* **Rows from a layout dataset**
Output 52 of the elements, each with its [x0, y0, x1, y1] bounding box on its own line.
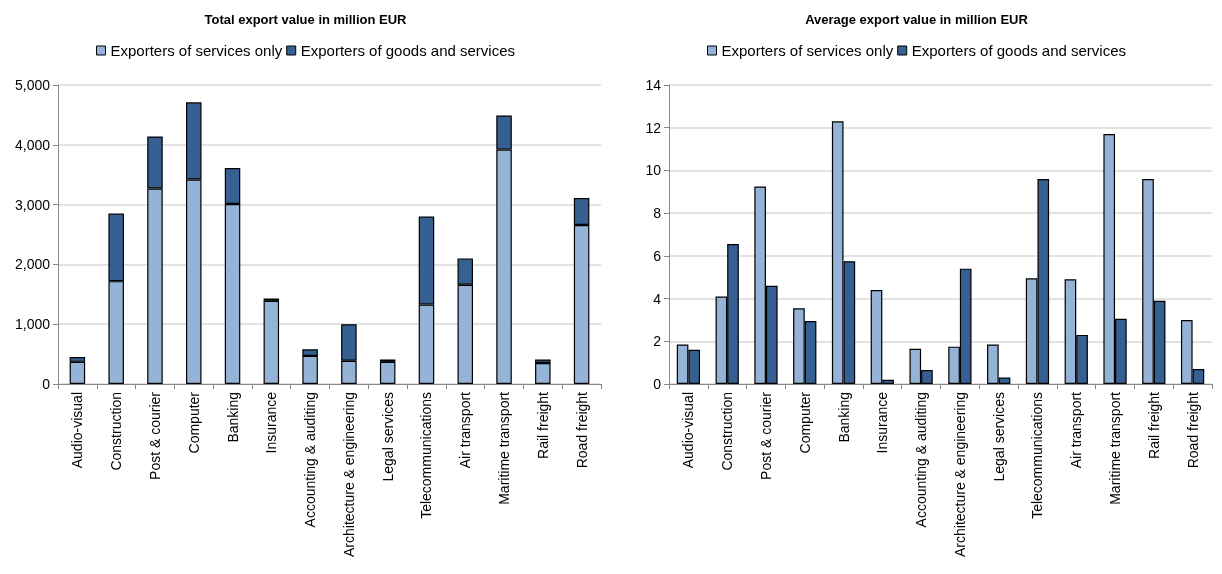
legend-label: Exporters of services only: [721, 42, 894, 59]
y-tick-label: 5,000: [14, 77, 51, 93]
bar: [535, 363, 551, 384]
y-tick-label: 2: [653, 333, 662, 350]
y-tick-label: 2,000: [14, 256, 51, 273]
x-tick-label: Air transport: [457, 391, 474, 469]
y-tick-label: 10: [645, 162, 662, 179]
y-tick-label: 8: [653, 205, 662, 222]
x-tick-label: Construction: [719, 392, 736, 471]
x-tick-label: Post & courier: [146, 391, 163, 480]
y-tick-label: 6: [653, 247, 662, 264]
chart-title: Average export value in million EUR: [805, 12, 1029, 27]
x-tick-label: Accounting & auditing: [913, 392, 930, 528]
x-tick-label: Audio-visual: [680, 392, 697, 469]
x-tick-label: Post & courier: [757, 391, 774, 480]
x-tick-label: Computer: [185, 391, 202, 454]
x-tick-label: Accounting & auditing: [302, 392, 319, 528]
legend-label: Exporters of goods and services: [911, 42, 1127, 59]
x-tick-label: Rail freight: [534, 391, 551, 459]
x-tick-label: Legal services: [379, 392, 396, 482]
x-tick-label: Telecommunications: [418, 392, 435, 519]
legend-label: Exporters of goods and services: [300, 42, 516, 59]
x-tick-label: Computer: [796, 391, 813, 454]
x-tick-label: Banking: [224, 392, 241, 443]
x-tick-label: Insurance: [874, 391, 891, 454]
bar: [69, 361, 86, 384]
x-tick-label: Road freight: [573, 391, 590, 469]
y-tick-label: 3,000: [14, 196, 51, 213]
y-tick-label: 14: [645, 77, 662, 93]
chart-title: Total export value in million EUR: [204, 12, 408, 27]
y-tick-label: 12: [645, 119, 662, 136]
x-tick-label: Rail freight: [1145, 391, 1162, 459]
x-tick-label: Architecture & engineering: [340, 392, 357, 557]
x-tick-label: Maritime transport: [1107, 391, 1124, 505]
y-tick-label: 4: [653, 290, 662, 307]
bar: [379, 361, 396, 384]
y-tick-label: 0: [653, 376, 662, 392]
y-tick-label: 0: [42, 376, 51, 392]
x-tick-label: Construction: [108, 392, 125, 471]
x-tick-label: Maritime transport: [496, 391, 513, 505]
y-tick-label: 1,000: [14, 316, 51, 333]
legend-label: Exporters of services only: [110, 42, 283, 59]
x-tick-label: Architecture & engineering: [951, 392, 968, 557]
x-tick-label: Legal services: [990, 392, 1007, 482]
x-tick-label: Insurance: [263, 391, 280, 454]
y-tick-label: 4,000: [14, 136, 51, 153]
x-tick-label: Road freight: [1184, 391, 1201, 469]
x-tick-label: Audio-visual: [69, 392, 86, 469]
x-tick-label: Air transport: [1068, 391, 1085, 469]
bar: [263, 300, 280, 384]
x-tick-label: Telecommunications: [1029, 392, 1046, 519]
x-tick-label: Banking: [835, 392, 852, 443]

* **Instruction**
Can you write out every line of the material above word for word, leaving out the pictures?

* **Exercise output**
Output 52 of the elements, each with its [x0, y0, x1, y1] bounding box on its own line.
legend-label: Exporters of services only: [721, 42, 894, 59]
y-tick-label: 5,000: [14, 77, 51, 93]
bar: [535, 363, 551, 384]
y-tick-label: 2: [653, 333, 662, 350]
y-tick-label: 2,000: [14, 256, 51, 273]
x-tick-label: Air transport: [457, 391, 474, 469]
y-tick-label: 10: [645, 162, 662, 179]
y-tick-label: 8: [653, 205, 662, 222]
x-tick-label: Construction: [719, 392, 736, 471]
x-tick-label: Post & courier: [146, 391, 163, 480]
y-tick-label: 6: [653, 247, 662, 264]
chart-title: Average export value in million EUR: [805, 12, 1029, 27]
x-tick-label: Accounting & auditing: [913, 392, 930, 528]
x-tick-label: Audio-visual: [680, 392, 697, 469]
x-tick-label: Post & courier: [757, 391, 774, 480]
x-tick-label: Computer: [185, 391, 202, 454]
x-tick-label: Accounting & auditing: [302, 392, 319, 528]
legend-label: Exporters of goods and services: [911, 42, 1127, 59]
x-tick-label: Rail freight: [534, 391, 551, 459]
x-tick-label: Legal services: [379, 392, 396, 482]
x-tick-label: Telecommunications: [418, 392, 435, 519]
legend-label: Exporters of goods and services: [300, 42, 516, 59]
x-tick-label: Computer: [796, 391, 813, 454]
x-tick-label: Banking: [224, 392, 241, 443]
x-tick-label: Insurance: [874, 391, 891, 454]
bar: [69, 361, 86, 384]
x-tick-label: Road freight: [573, 391, 590, 469]
y-tick-label: 3,000: [14, 196, 51, 213]
y-tick-label: 14: [645, 77, 662, 93]
chart-title: Total export value in million EUR: [204, 12, 408, 27]
y-tick-label: 12: [645, 119, 662, 136]
x-tick-label: Rail freight: [1145, 391, 1162, 459]
x-tick-label: Architecture & engineering: [340, 392, 357, 557]
x-tick-label: Maritime transport: [1107, 391, 1124, 505]
y-tick-label: 4: [653, 290, 662, 307]
bar: [379, 361, 396, 384]
y-tick-label: 0: [653, 376, 662, 392]
y-tick-label: 0: [42, 376, 51, 392]
x-tick-label: Construction: [108, 392, 125, 471]
x-tick-label: Maritime transport: [496, 391, 513, 505]
y-tick-label: 1,000: [14, 316, 51, 333]
legend-label: Exporters of services only: [110, 42, 283, 59]
x-tick-label: Architecture & engineering: [951, 392, 968, 557]
x-tick-label: Legal services: [990, 392, 1007, 482]
x-tick-label: Insurance: [263, 391, 280, 454]
y-tick-label: 4,000: [14, 136, 51, 153]
x-tick-label: Road freight: [1184, 391, 1201, 469]
x-tick-label: Audio-visual: [69, 392, 86, 469]
x-tick-label: Air transport: [1068, 391, 1085, 469]
bar: [263, 300, 280, 384]
x-tick-label: Telecommunications: [1029, 392, 1046, 519]
x-tick-label: Banking: [835, 392, 852, 443]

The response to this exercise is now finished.